* [Your objective] Return each line that holds the word "this".

------------------------------------------------------------------------

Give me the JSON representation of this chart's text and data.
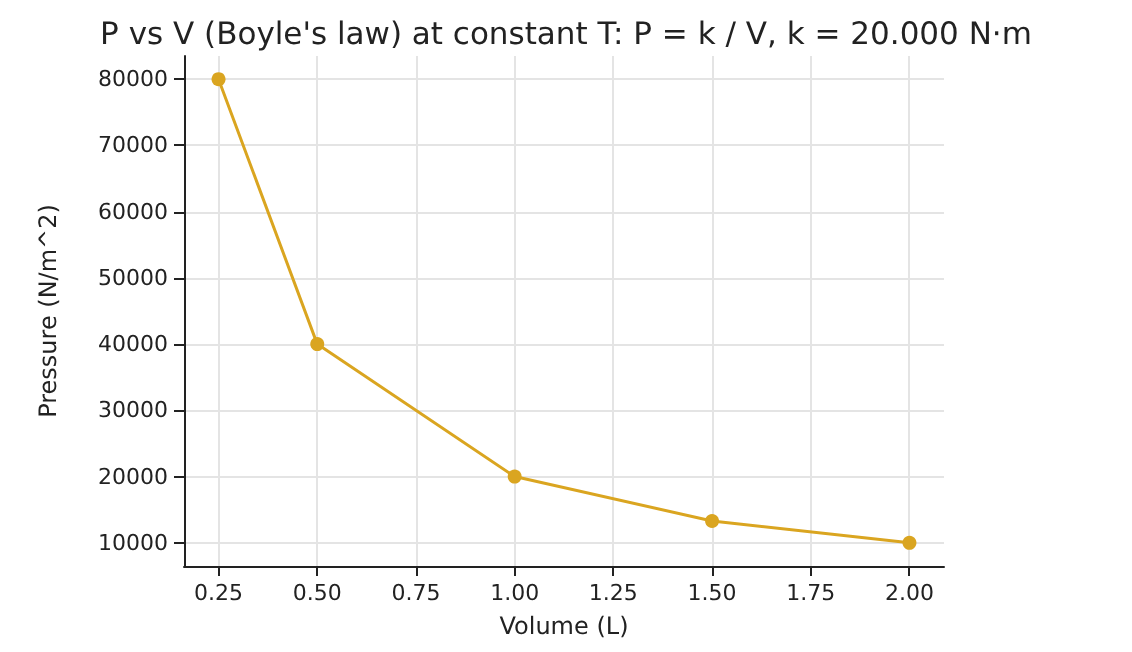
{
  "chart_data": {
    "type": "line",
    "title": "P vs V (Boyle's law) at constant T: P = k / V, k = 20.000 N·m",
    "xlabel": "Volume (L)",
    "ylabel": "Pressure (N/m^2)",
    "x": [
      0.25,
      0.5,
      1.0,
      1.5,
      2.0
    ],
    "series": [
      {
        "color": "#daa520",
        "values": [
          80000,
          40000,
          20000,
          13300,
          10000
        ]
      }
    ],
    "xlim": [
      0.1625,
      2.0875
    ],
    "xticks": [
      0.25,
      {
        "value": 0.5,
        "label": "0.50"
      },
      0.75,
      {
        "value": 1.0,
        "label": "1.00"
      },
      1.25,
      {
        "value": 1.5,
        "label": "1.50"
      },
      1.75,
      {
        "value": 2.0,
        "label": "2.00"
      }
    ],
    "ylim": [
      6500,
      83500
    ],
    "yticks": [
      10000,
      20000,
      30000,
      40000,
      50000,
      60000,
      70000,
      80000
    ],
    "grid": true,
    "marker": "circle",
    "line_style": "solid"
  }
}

------------------------------------------------------------------------

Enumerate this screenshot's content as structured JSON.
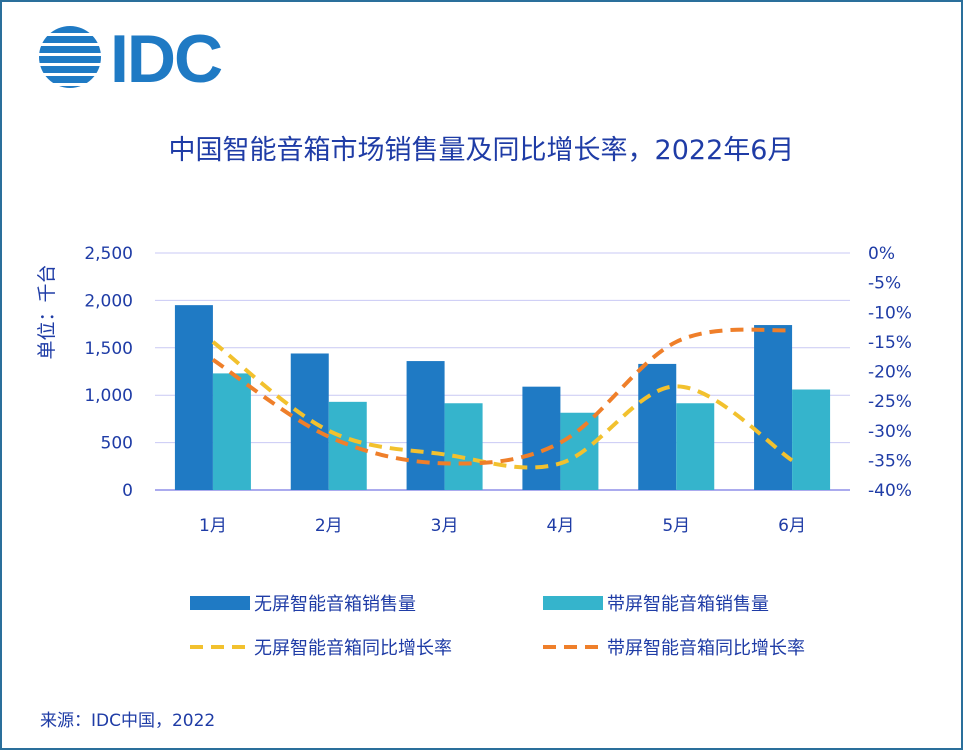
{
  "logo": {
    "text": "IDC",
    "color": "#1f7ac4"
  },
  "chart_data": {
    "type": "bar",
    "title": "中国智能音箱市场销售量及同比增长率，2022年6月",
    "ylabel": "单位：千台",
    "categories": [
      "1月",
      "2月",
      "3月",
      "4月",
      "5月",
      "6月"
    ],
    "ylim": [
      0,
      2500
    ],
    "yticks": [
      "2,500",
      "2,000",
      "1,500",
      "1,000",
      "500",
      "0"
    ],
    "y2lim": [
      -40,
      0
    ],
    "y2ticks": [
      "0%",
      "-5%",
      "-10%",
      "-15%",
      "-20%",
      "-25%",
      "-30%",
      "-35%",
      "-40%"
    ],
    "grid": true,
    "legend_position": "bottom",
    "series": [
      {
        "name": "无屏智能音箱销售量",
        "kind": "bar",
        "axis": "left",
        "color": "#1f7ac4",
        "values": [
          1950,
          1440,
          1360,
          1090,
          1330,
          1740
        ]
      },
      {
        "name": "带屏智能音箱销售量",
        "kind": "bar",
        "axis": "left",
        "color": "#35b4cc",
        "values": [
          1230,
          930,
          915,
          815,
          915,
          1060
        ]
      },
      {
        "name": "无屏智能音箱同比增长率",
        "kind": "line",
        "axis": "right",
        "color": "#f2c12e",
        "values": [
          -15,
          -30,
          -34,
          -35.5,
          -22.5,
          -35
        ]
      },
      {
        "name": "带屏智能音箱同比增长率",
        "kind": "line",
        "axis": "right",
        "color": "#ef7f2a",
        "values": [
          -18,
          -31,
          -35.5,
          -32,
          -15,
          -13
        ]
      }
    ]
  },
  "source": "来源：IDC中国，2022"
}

------------------------------------------------------------------------

* [The reply]
Give me the JSON representation of this chart's text and data.
Enumerate this screenshot's content as structured JSON.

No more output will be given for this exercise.